__WORK TO BE COMPLETED__
Collect all lines containing the word "Rounding" from the data.

__RECORDS FOR THE TASK__
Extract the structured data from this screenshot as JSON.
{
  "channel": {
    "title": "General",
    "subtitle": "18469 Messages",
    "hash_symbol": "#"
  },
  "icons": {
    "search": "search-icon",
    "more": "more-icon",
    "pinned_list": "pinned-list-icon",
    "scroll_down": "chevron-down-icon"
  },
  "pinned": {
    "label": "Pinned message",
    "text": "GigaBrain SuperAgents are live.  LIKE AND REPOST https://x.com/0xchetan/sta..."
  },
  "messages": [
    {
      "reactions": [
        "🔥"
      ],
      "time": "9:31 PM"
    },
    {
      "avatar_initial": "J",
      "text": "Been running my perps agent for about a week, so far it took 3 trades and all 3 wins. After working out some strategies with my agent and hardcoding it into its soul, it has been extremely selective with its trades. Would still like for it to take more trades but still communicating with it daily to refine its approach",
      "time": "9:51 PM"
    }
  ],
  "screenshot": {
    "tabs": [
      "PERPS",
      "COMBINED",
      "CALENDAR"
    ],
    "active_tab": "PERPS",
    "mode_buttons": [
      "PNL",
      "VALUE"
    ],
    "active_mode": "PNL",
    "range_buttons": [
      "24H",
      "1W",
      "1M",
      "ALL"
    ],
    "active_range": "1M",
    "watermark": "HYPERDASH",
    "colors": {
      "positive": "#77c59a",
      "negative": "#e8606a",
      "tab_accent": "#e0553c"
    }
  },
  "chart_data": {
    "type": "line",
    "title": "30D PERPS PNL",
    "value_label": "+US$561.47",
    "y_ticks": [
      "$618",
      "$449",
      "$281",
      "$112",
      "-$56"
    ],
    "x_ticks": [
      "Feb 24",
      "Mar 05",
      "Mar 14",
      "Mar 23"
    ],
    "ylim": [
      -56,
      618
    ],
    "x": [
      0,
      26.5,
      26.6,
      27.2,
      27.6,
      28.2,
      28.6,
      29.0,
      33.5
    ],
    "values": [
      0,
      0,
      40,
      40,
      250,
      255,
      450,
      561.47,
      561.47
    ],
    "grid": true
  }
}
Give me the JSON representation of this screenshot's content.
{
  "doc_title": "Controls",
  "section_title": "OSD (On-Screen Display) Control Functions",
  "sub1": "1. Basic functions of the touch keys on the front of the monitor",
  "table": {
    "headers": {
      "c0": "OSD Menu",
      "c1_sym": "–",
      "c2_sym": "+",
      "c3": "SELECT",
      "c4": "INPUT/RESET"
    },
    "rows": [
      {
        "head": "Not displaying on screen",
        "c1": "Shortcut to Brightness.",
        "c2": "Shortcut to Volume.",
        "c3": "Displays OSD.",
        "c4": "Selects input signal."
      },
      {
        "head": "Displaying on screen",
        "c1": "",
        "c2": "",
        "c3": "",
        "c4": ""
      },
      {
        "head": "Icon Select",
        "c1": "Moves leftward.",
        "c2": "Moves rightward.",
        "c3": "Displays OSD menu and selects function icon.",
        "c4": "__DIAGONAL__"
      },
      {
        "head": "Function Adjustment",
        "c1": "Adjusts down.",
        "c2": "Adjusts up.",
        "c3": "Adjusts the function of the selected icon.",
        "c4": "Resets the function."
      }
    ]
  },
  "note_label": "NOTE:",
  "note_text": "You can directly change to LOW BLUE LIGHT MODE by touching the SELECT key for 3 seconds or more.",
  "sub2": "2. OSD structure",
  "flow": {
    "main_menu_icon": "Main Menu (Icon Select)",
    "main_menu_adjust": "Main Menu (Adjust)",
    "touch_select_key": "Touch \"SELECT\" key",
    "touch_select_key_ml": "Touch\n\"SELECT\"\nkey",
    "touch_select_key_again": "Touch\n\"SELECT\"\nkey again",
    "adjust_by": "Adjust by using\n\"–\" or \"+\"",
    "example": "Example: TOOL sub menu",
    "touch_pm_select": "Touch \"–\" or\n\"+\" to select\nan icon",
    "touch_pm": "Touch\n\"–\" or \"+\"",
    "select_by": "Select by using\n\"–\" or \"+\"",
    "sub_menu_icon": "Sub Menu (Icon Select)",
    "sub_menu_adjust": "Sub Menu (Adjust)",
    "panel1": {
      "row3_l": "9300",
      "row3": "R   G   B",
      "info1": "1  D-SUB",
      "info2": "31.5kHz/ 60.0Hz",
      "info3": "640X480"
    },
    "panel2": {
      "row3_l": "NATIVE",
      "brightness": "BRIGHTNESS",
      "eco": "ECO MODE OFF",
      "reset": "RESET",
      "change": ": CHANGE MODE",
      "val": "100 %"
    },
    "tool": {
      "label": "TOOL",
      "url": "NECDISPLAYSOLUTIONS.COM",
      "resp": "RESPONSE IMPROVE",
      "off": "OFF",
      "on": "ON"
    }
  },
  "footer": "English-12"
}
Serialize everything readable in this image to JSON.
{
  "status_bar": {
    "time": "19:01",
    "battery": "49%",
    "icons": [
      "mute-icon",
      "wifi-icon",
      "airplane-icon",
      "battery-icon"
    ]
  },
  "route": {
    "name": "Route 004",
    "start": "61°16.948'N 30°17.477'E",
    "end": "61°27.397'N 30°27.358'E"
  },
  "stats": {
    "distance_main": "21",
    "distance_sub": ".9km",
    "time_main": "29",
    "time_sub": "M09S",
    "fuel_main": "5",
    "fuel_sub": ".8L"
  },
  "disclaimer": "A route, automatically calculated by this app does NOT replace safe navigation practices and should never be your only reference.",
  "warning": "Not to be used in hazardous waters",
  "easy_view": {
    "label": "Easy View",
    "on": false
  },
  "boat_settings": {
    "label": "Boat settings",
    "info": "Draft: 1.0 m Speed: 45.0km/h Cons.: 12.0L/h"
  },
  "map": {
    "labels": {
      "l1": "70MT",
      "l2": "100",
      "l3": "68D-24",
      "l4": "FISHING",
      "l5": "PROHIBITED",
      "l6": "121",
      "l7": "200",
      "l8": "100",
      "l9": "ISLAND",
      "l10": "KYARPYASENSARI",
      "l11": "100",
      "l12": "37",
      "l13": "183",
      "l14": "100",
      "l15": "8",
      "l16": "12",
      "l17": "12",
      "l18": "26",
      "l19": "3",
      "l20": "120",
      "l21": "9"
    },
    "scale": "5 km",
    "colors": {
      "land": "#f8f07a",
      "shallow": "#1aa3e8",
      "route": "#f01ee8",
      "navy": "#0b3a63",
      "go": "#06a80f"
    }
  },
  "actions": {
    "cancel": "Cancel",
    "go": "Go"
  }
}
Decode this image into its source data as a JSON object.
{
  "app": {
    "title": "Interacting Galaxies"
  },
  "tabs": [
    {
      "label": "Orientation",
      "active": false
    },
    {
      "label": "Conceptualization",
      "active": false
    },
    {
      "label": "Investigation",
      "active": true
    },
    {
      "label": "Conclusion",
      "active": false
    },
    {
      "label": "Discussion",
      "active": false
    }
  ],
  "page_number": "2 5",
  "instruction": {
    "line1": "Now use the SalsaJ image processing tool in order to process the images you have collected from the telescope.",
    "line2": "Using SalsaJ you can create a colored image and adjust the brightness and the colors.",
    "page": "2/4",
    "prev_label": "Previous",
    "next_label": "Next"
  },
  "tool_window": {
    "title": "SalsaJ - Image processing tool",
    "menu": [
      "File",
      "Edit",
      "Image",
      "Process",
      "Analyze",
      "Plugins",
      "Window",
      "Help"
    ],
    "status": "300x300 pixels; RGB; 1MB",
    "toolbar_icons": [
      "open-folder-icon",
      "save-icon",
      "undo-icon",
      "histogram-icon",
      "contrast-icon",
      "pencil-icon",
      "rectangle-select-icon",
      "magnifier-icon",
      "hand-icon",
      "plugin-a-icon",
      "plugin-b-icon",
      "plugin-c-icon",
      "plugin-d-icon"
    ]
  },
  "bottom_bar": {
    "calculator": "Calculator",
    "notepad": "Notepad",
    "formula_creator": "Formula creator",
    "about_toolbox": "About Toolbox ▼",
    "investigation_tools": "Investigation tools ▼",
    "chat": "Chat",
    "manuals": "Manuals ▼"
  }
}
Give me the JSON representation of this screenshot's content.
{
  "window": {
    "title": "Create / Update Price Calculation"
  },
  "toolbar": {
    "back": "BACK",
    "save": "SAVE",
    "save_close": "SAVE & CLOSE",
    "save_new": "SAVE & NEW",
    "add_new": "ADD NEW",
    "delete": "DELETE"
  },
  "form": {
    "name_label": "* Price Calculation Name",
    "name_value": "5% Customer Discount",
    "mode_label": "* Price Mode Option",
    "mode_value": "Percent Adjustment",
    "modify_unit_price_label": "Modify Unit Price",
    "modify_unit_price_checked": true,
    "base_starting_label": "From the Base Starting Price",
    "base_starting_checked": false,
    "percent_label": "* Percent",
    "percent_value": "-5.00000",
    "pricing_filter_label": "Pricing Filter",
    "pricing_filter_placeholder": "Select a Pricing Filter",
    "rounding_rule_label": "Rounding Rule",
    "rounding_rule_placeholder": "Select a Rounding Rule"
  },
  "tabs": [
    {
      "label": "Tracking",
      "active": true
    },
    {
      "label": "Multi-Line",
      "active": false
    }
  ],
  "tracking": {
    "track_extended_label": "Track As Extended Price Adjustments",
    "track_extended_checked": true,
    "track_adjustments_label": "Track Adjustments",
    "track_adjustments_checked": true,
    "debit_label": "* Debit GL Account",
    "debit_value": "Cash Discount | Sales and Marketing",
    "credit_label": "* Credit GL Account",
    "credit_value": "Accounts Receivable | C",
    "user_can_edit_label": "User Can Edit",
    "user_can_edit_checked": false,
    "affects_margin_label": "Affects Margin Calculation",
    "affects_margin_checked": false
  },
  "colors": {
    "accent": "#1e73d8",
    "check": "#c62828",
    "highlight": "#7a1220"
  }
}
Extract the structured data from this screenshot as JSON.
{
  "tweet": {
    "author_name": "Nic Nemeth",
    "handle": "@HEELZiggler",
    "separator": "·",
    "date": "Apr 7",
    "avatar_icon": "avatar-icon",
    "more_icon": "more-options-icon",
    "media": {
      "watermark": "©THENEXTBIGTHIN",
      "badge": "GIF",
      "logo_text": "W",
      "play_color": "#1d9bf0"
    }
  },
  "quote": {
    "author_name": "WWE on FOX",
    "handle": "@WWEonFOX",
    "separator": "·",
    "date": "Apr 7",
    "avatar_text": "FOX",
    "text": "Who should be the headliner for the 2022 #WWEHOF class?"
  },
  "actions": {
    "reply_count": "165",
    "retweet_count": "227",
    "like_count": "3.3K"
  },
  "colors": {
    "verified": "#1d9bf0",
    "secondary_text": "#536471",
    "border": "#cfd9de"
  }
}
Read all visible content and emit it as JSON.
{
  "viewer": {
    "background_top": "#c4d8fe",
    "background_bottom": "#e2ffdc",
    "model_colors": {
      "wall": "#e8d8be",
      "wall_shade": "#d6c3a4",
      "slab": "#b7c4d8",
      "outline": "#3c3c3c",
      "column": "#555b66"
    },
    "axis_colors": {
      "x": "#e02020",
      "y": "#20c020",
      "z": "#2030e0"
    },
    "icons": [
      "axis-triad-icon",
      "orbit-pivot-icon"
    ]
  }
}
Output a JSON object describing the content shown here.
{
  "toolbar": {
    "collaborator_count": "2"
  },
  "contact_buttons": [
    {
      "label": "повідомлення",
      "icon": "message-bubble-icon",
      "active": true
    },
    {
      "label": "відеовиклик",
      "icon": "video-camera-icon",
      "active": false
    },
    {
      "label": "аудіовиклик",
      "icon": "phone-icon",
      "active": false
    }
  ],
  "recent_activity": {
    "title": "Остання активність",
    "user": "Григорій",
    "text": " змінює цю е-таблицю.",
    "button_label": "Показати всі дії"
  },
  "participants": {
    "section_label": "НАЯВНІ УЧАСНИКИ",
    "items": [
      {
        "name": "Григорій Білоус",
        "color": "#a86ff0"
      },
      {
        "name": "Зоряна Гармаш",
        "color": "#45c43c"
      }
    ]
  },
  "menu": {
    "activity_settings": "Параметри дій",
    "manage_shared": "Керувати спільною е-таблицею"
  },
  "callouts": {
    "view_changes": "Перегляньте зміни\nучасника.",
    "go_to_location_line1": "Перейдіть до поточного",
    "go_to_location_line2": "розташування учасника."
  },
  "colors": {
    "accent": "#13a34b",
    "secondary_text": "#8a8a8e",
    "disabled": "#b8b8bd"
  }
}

__OUTPUT BELOW__
    "rounding_rule_label": "Rounding Rule",
    "rounding_rule_placeholder": "Select a Rounding Rule"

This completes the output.